[Data extracted from a collection]:
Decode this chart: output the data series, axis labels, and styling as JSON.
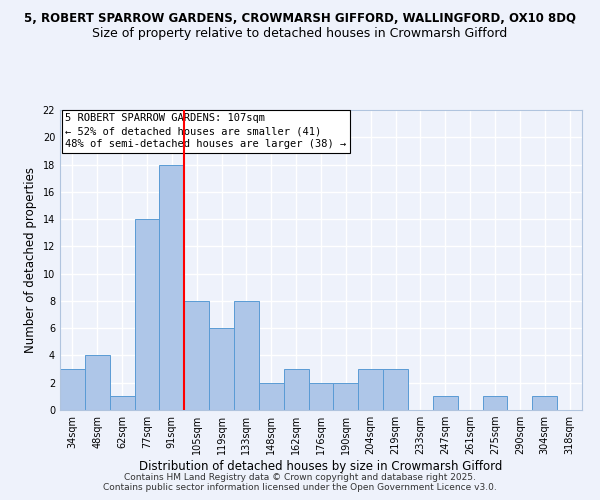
{
  "title_line1": "5, ROBERT SPARROW GARDENS, CROWMARSH GIFFORD, WALLINGFORD, OX10 8DQ",
  "title_line2": "Size of property relative to detached houses in Crowmarsh Gifford",
  "xlabel": "Distribution of detached houses by size in Crowmarsh Gifford",
  "ylabel": "Number of detached properties",
  "bar_labels": [
    "34sqm",
    "48sqm",
    "62sqm",
    "77sqm",
    "91sqm",
    "105sqm",
    "119sqm",
    "133sqm",
    "148sqm",
    "162sqm",
    "176sqm",
    "190sqm",
    "204sqm",
    "219sqm",
    "233sqm",
    "247sqm",
    "261sqm",
    "275sqm",
    "290sqm",
    "304sqm",
    "318sqm"
  ],
  "bar_counts": [
    3,
    4,
    1,
    14,
    18,
    8,
    6,
    8,
    2,
    3,
    2,
    2,
    3,
    3,
    0,
    1,
    0,
    1,
    0,
    1,
    0
  ],
  "bar_color": "#aec6e8",
  "bar_edge_color": "#5a9bd5",
  "red_line_index": 4.5,
  "annotation_text": "5 ROBERT SPARROW GARDENS: 107sqm\n← 52% of detached houses are smaller (41)\n48% of semi-detached houses are larger (38) →",
  "ylim": [
    0,
    22
  ],
  "yticks": [
    0,
    2,
    4,
    6,
    8,
    10,
    12,
    14,
    16,
    18,
    20,
    22
  ],
  "footnote1": "Contains HM Land Registry data © Crown copyright and database right 2025.",
  "footnote2": "Contains public sector information licensed under the Open Government Licence v3.0.",
  "bg_color": "#eef2fb",
  "grid_color": "#ffffff",
  "title1_fontsize": 8.5,
  "title2_fontsize": 9,
  "xlabel_fontsize": 8.5,
  "ylabel_fontsize": 8.5,
  "annotation_fontsize": 7.5,
  "tick_fontsize": 7,
  "footnote_fontsize": 6.5
}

[Task description]:
Copy out all of the data word for word. Do not carry over any picture.

[Solved problem]:
Decode this chart: output the data series, axis labels, and styling as JSON.
{
  "title_line1": "5, ROBERT SPARROW GARDENS, CROWMARSH GIFFORD, WALLINGFORD, OX10 8DQ",
  "title_line2": "Size of property relative to detached houses in Crowmarsh Gifford",
  "xlabel": "Distribution of detached houses by size in Crowmarsh Gifford",
  "ylabel": "Number of detached properties",
  "bar_labels": [
    "34sqm",
    "48sqm",
    "62sqm",
    "77sqm",
    "91sqm",
    "105sqm",
    "119sqm",
    "133sqm",
    "148sqm",
    "162sqm",
    "176sqm",
    "190sqm",
    "204sqm",
    "219sqm",
    "233sqm",
    "247sqm",
    "261sqm",
    "275sqm",
    "290sqm",
    "304sqm",
    "318sqm"
  ],
  "bar_counts": [
    3,
    4,
    1,
    14,
    18,
    8,
    6,
    8,
    2,
    3,
    2,
    2,
    3,
    3,
    0,
    1,
    0,
    1,
    0,
    1,
    0
  ],
  "bar_color": "#aec6e8",
  "bar_edge_color": "#5a9bd5",
  "red_line_index": 4.5,
  "annotation_text": "5 ROBERT SPARROW GARDENS: 107sqm\n← 52% of detached houses are smaller (41)\n48% of semi-detached houses are larger (38) →",
  "ylim": [
    0,
    22
  ],
  "yticks": [
    0,
    2,
    4,
    6,
    8,
    10,
    12,
    14,
    16,
    18,
    20,
    22
  ],
  "footnote1": "Contains HM Land Registry data © Crown copyright and database right 2025.",
  "footnote2": "Contains public sector information licensed under the Open Government Licence v3.0.",
  "bg_color": "#eef2fb",
  "grid_color": "#ffffff",
  "title1_fontsize": 8.5,
  "title2_fontsize": 9,
  "xlabel_fontsize": 8.5,
  "ylabel_fontsize": 8.5,
  "annotation_fontsize": 7.5,
  "tick_fontsize": 7,
  "footnote_fontsize": 6.5
}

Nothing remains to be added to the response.